## Instruction
Set down each of the following rows again, word for word and in the same order, with nothing changed.

____________________

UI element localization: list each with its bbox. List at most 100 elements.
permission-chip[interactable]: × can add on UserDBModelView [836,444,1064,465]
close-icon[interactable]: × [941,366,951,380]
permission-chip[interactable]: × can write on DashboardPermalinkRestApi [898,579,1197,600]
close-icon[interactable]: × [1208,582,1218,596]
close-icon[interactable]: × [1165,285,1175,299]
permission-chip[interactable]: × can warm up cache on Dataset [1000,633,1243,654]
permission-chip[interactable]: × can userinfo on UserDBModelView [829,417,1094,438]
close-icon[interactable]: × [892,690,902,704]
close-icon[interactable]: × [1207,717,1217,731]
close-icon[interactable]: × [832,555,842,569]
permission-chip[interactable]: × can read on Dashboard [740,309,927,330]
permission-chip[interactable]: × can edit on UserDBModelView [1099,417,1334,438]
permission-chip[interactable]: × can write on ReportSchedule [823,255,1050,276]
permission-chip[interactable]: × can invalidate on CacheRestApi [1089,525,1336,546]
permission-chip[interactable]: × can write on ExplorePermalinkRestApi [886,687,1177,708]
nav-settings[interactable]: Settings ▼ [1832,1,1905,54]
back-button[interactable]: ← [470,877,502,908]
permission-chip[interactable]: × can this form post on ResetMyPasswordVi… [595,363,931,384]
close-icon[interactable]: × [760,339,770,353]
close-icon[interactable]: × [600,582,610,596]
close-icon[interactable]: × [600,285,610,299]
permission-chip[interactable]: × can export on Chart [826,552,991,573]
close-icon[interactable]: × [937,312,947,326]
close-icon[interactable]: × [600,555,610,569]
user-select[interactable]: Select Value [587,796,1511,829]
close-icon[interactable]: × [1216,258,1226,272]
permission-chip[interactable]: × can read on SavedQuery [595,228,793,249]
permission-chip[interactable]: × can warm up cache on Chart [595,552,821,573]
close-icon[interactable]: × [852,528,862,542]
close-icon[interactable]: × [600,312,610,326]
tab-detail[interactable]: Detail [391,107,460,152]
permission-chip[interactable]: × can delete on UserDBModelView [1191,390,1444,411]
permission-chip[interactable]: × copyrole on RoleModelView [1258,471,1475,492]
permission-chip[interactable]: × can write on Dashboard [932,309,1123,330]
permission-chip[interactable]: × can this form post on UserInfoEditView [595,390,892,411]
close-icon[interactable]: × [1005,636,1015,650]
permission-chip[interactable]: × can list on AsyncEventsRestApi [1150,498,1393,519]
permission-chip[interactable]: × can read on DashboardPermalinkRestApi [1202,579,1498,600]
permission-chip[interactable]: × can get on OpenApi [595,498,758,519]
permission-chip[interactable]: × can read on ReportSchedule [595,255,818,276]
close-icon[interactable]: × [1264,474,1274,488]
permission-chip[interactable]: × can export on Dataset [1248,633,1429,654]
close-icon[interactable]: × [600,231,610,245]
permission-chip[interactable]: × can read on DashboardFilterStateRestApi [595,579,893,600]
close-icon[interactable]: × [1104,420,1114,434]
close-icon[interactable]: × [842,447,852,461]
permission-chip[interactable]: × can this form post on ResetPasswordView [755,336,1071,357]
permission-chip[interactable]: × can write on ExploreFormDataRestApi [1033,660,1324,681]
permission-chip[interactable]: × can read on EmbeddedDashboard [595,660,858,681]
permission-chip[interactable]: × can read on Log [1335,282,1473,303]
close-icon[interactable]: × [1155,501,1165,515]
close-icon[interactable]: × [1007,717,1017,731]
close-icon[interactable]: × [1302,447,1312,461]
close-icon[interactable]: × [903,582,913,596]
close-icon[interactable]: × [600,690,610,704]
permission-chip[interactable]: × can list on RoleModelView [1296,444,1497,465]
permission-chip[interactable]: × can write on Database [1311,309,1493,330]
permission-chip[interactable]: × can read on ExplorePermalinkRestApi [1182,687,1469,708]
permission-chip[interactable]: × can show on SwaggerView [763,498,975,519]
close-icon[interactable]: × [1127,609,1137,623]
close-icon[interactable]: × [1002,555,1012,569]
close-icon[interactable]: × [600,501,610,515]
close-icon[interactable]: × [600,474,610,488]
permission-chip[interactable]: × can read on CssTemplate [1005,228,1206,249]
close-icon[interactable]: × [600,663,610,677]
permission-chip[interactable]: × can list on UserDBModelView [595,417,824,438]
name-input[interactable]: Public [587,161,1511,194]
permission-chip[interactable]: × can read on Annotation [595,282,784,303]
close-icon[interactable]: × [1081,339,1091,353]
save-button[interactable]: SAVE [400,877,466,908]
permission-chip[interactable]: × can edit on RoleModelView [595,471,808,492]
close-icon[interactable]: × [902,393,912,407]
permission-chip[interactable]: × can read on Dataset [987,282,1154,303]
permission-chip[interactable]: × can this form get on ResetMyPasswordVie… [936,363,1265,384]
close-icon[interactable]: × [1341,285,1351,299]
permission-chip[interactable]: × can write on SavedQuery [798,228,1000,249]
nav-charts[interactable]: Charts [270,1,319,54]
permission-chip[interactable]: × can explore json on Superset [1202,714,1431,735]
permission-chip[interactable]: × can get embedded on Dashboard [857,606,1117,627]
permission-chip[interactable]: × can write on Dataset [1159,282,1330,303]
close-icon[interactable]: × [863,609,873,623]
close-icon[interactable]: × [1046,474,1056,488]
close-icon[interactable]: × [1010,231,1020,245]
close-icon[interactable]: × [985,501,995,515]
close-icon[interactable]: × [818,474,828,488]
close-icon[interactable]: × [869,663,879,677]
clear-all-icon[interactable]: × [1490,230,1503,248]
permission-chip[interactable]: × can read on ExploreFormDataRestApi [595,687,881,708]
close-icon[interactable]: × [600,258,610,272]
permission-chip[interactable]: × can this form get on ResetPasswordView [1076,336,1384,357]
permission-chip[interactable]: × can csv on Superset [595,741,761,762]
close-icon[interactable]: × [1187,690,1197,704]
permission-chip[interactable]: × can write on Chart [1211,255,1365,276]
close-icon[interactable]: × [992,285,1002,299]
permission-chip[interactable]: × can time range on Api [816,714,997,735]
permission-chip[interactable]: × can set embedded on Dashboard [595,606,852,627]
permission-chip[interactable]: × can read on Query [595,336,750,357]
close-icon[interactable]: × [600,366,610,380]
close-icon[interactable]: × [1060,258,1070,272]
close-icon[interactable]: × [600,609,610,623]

____________________

## Result below
UI element localization: list each with its bbox. List at most 100 elements.
permission-chip[interactable]: × can add on UserDBModelView [836,444,1064,465]
close-icon[interactable]: × [941,366,951,380]
permission-chip[interactable]: × can write on DashboardPermalinkRestApi [898,579,1197,600]
close-icon[interactable]: × [1208,582,1218,596]
close-icon[interactable]: × [1165,285,1175,299]
permission-chip[interactable]: × can warm up cache on Dataset [1000,633,1243,654]
permission-chip[interactable]: × can userinfo on UserDBModelView [829,417,1094,438]
close-icon[interactable]: × [892,690,902,704]
close-icon[interactable]: × [1207,717,1217,731]
close-icon[interactable]: × [832,555,842,569]
permission-chip[interactable]: × can read on Dashboard [740,309,927,330]
permission-chip[interactable]: × can edit on UserDBModelView [1099,417,1334,438]
permission-chip[interactable]: × can write on ReportSchedule [823,255,1050,276]
permission-chip[interactable]: × can invalidate on CacheRestApi [1089,525,1336,546]
permission-chip[interactable]: × can write on ExplorePermalinkRestApi [886,687,1177,708]
nav-settings[interactable]: Settings ▼ [1832,1,1905,54]
back-button[interactable]: ← [470,877,502,908]
permission-chip[interactable]: × can this form post on ResetMyPasswordVi… [595,363,931,384]
close-icon[interactable]: × [760,339,770,353]
close-icon[interactable]: × [600,582,610,596]
close-icon[interactable]: × [600,285,610,299]
permission-chip[interactable]: × can export on Chart [826,552,991,573]
close-icon[interactable]: × [937,312,947,326]
close-icon[interactable]: × [600,555,610,569]
user-select[interactable]: Select Value [587,796,1511,829]
close-icon[interactable]: × [1216,258,1226,272]
permission-chip[interactable]: × can read on SavedQuery [595,228,793,249]
permission-chip[interactable]: × can warm up cache on Chart [595,552,821,573]
close-icon[interactable]: × [852,528,862,542]
close-icon[interactable]: × [600,312,610,326]
tab-detail[interactable]: Detail [391,107,460,152]
permission-chip[interactable]: × can delete on UserDBModelView [1191,390,1444,411]
permission-chip[interactable]: × copyrole on RoleModelView [1258,471,1475,492]
permission-chip[interactable]: × can write on Dashboard [932,309,1123,330]
permission-chip[interactable]: × can this form post on UserInfoEditView [595,390,892,411]
close-icon[interactable]: × [1005,636,1015,650]
permission-chip[interactable]: × can list on AsyncEventsRestApi [1150,498,1393,519]
permission-chip[interactable]: × can read on DashboardPermalinkRestApi [1202,579,1498,600]
permission-chip[interactable]: × can get on OpenApi [595,498,758,519]
permission-chip[interactable]: × can read on ReportSchedule [595,255,818,276]
close-icon[interactable]: × [1264,474,1274,488]
permission-chip[interactable]: × can export on Dataset [1248,633,1429,654]
close-icon[interactable]: × [600,231,610,245]
permission-chip[interactable]: × can read on DashboardFilterStateRestApi [595,579,893,600]
close-icon[interactable]: × [1104,420,1114,434]
close-icon[interactable]: × [842,447,852,461]
permission-chip[interactable]: × can this form post on ResetPasswordView [755,336,1071,357]
permission-chip[interactable]: × can write on ExploreFormDataRestApi [1033,660,1324,681]
permission-chip[interactable]: × can read on EmbeddedDashboard [595,660,858,681]
permission-chip[interactable]: × can read on Log [1335,282,1473,303]
close-icon[interactable]: × [1155,501,1165,515]
close-icon[interactable]: × [1007,717,1017,731]
close-icon[interactable]: × [1302,447,1312,461]
close-icon[interactable]: × [903,582,913,596]
close-icon[interactable]: × [600,690,610,704]
permission-chip[interactable]: × can list on RoleModelView [1296,444,1497,465]
permission-chip[interactable]: × can write on Database [1311,309,1493,330]
permission-chip[interactable]: × can read on ExplorePermalinkRestApi [1182,687,1469,708]
permission-chip[interactable]: × can show on SwaggerView [763,498,975,519]
close-icon[interactable]: × [1127,609,1137,623]
close-icon[interactable]: × [1002,555,1012,569]
close-icon[interactable]: × [600,501,610,515]
close-icon[interactable]: × [600,474,610,488]
permission-chip[interactable]: × can read on CssTemplate [1005,228,1206,249]
close-icon[interactable]: × [600,663,610,677]
permission-chip[interactable]: × can list on UserDBModelView [595,417,824,438]
name-input[interactable]: Public [587,161,1511,194]
permission-chip[interactable]: × can read on Annotation [595,282,784,303]
close-icon[interactable]: × [1081,339,1091,353]
save-button[interactable]: SAVE [400,877,466,908]
permission-chip[interactable]: × can edit on RoleModelView [595,471,808,492]
close-icon[interactable]: × [902,393,912,407]
permission-chip[interactable]: × can read on Dataset [987,282,1154,303]
permission-chip[interactable]: × can this form get on ResetMyPasswordVie… [936,363,1265,384]
close-icon[interactable]: × [1341,285,1351,299]
permission-chip[interactable]: × can write on SavedQuery [798,228,1000,249]
nav-charts[interactable]: Charts [270,1,319,54]
permission-chip[interactable]: × can explore json on Superset [1202,714,1431,735]
permission-chip[interactable]: × can get embedded on Dashboard [857,606,1117,627]
permission-chip[interactable]: × can write on Dataset [1159,282,1330,303]
close-icon[interactable]: × [863,609,873,623]
close-icon[interactable]: × [1046,474,1056,488]
close-icon[interactable]: × [1010,231,1020,245]
close-icon[interactable]: × [985,501,995,515]
close-icon[interactable]: × [818,474,828,488]
close-icon[interactable]: × [869,663,879,677]
clear-all-icon[interactable]: × [1490,230,1503,248]
permission-chip[interactable]: × can read on ExploreFormDataRestApi [595,687,881,708]
close-icon[interactable]: × [600,258,610,272]
permission-chip[interactable]: × can this form get on ResetPasswordView [1076,336,1384,357]
permission-chip[interactable]: × can csv on Superset [595,741,761,762]
close-icon[interactable]: × [1187,690,1197,704]
permission-chip[interactable]: × can write on Chart [1211,255,1365,276]
close-icon[interactable]: × [992,285,1002,299]
permission-chip[interactable]: × can time range on Api [816,714,997,735]
permission-chip[interactable]: × can set embedded on Dashboard [595,606,852,627]
permission-chip[interactable]: × can read on Query [595,336,750,357]
close-icon[interactable]: × [600,366,610,380]
close-icon[interactable]: × [1060,258,1070,272]
close-icon[interactable]: × [600,609,610,623]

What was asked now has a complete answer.